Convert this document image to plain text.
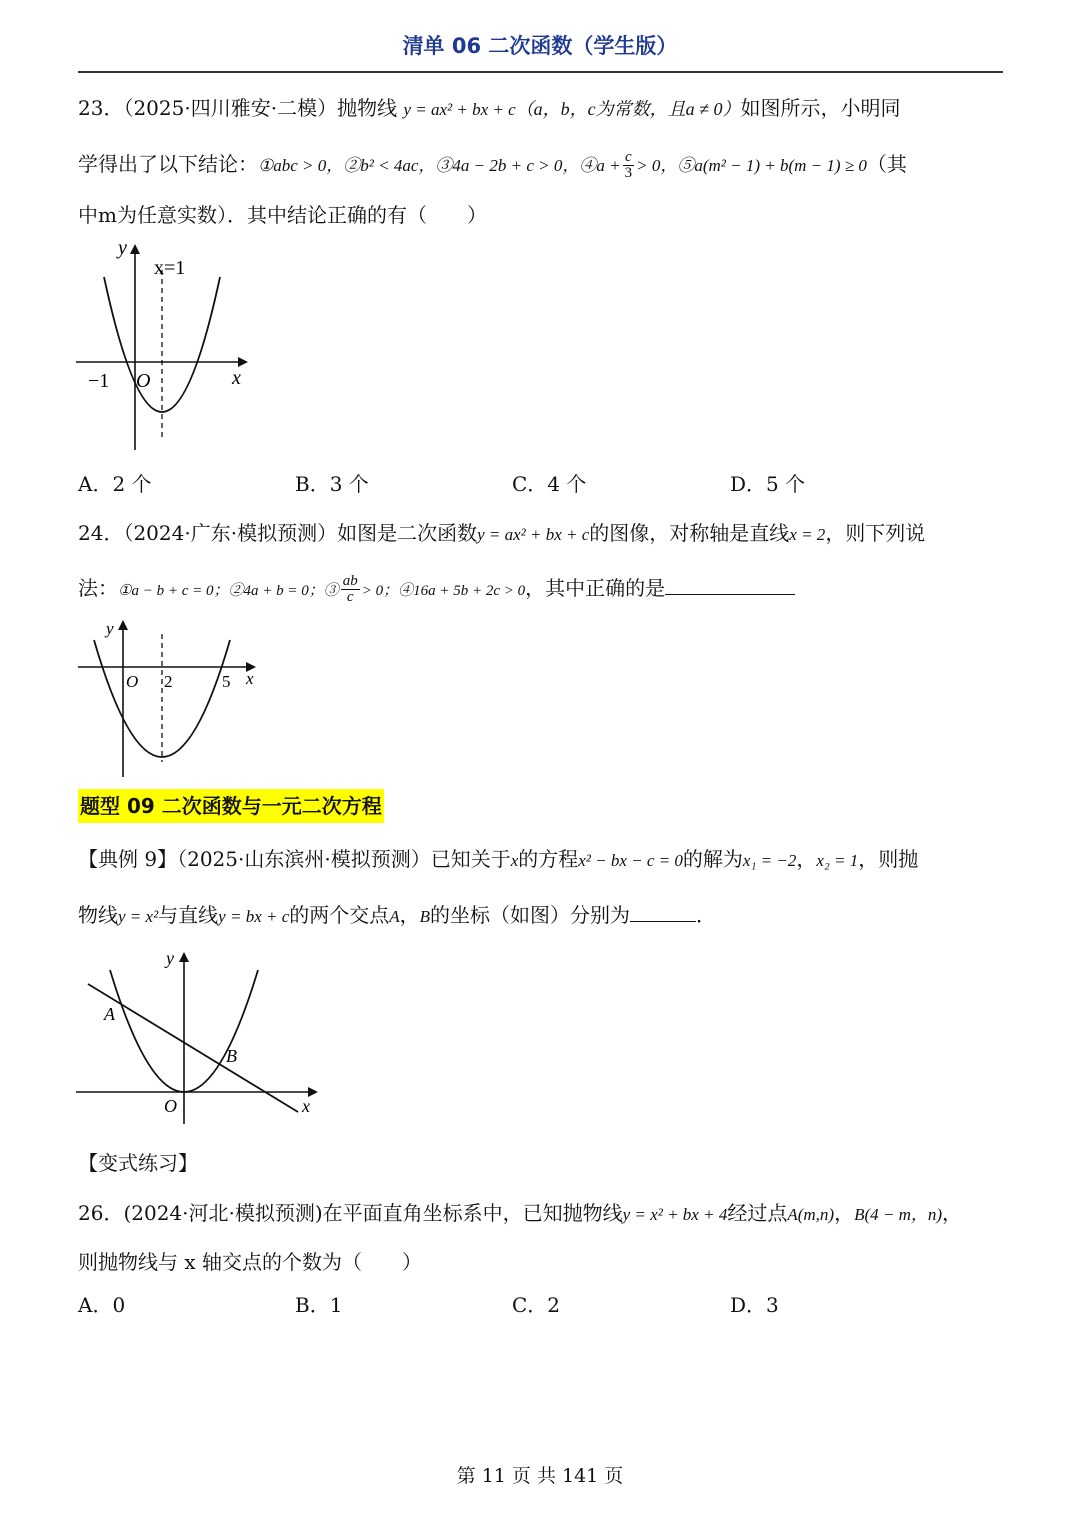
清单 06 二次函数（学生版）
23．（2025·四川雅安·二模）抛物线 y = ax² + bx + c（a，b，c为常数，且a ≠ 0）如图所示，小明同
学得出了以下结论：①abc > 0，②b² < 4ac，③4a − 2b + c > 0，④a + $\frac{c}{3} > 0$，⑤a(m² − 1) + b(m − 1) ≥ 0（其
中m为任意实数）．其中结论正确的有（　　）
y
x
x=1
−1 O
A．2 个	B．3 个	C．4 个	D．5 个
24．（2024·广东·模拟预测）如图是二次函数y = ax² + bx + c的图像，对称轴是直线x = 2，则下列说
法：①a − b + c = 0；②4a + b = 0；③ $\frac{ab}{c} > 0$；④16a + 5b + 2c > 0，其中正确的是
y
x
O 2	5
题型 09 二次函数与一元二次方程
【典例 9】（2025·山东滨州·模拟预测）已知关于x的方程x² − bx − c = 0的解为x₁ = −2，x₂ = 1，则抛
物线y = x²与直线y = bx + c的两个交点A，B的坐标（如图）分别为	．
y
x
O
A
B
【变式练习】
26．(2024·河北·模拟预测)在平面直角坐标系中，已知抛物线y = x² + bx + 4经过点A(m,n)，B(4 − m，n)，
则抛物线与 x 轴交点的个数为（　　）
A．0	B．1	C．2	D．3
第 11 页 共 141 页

-- -- --

Reply with one number only, the count of lines above that hold the string "frac".

2